**TASK GOAL:**
Below are the records. List every line holding the word "name".

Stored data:
____________
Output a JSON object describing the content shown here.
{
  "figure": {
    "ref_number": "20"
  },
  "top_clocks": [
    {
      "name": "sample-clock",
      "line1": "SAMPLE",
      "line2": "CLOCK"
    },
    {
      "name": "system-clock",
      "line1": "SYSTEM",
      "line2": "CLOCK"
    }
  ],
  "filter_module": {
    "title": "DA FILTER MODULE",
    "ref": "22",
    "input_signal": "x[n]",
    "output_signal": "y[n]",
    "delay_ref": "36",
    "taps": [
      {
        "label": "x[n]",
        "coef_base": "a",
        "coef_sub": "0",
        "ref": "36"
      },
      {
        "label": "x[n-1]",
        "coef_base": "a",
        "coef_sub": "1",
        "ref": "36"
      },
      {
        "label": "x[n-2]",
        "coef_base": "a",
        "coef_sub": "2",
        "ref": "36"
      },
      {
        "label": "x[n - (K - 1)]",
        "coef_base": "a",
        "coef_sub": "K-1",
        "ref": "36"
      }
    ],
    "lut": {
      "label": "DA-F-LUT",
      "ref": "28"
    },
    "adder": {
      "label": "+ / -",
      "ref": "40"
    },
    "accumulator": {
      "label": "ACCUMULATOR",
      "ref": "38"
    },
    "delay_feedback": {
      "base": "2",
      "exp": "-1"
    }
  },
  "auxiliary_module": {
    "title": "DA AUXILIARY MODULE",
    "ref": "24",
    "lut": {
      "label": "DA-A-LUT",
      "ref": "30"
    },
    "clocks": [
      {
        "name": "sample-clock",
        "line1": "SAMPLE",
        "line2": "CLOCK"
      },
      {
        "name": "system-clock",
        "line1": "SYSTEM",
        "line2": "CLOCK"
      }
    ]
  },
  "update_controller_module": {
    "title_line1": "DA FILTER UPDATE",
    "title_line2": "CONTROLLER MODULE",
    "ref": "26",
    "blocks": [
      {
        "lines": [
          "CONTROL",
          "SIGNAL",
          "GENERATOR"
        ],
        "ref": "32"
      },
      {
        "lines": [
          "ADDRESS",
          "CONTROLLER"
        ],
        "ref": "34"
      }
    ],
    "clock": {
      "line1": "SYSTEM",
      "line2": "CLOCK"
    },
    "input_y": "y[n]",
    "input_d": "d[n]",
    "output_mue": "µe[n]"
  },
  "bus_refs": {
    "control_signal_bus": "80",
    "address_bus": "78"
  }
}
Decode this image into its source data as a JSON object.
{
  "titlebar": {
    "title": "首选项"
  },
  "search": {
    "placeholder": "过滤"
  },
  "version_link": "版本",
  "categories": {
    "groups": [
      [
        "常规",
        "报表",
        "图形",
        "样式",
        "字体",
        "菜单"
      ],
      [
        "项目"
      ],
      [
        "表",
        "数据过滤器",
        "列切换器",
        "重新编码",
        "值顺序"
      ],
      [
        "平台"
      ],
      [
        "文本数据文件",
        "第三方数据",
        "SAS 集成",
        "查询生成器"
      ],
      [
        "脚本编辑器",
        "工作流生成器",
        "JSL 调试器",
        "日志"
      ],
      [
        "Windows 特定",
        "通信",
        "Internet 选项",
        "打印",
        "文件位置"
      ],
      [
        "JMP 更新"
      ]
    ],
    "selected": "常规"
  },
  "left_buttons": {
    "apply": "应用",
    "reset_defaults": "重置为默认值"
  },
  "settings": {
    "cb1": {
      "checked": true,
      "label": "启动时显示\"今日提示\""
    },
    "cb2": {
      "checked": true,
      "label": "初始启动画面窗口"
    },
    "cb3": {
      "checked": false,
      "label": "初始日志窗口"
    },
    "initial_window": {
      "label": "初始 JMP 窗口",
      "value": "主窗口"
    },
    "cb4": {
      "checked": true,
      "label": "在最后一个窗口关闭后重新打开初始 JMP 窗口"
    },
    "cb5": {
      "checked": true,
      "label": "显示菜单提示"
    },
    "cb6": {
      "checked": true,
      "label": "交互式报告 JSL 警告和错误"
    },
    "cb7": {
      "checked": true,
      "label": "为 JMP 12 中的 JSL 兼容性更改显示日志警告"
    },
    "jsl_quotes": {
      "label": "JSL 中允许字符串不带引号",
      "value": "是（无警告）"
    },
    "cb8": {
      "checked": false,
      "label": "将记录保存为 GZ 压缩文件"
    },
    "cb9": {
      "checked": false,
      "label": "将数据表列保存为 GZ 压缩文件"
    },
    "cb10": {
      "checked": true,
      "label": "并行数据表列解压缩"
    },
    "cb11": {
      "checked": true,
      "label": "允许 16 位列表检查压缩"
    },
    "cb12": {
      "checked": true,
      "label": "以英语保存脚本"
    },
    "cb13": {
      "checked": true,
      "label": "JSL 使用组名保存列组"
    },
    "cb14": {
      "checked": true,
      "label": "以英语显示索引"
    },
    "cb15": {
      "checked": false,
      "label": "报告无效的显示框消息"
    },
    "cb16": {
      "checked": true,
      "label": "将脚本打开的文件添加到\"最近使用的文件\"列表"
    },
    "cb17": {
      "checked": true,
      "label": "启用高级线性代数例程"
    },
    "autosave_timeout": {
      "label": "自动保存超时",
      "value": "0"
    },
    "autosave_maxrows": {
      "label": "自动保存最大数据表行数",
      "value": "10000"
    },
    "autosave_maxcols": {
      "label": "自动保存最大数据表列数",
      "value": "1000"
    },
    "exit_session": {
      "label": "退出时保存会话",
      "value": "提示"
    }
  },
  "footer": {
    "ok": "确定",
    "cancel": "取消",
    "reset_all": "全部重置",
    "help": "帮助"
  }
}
____________
**IN RESPONSE:**
      "name": "sample-clock",
      "name": "system-clock",
        "name": "sample-clock",
        "name": "system-clock",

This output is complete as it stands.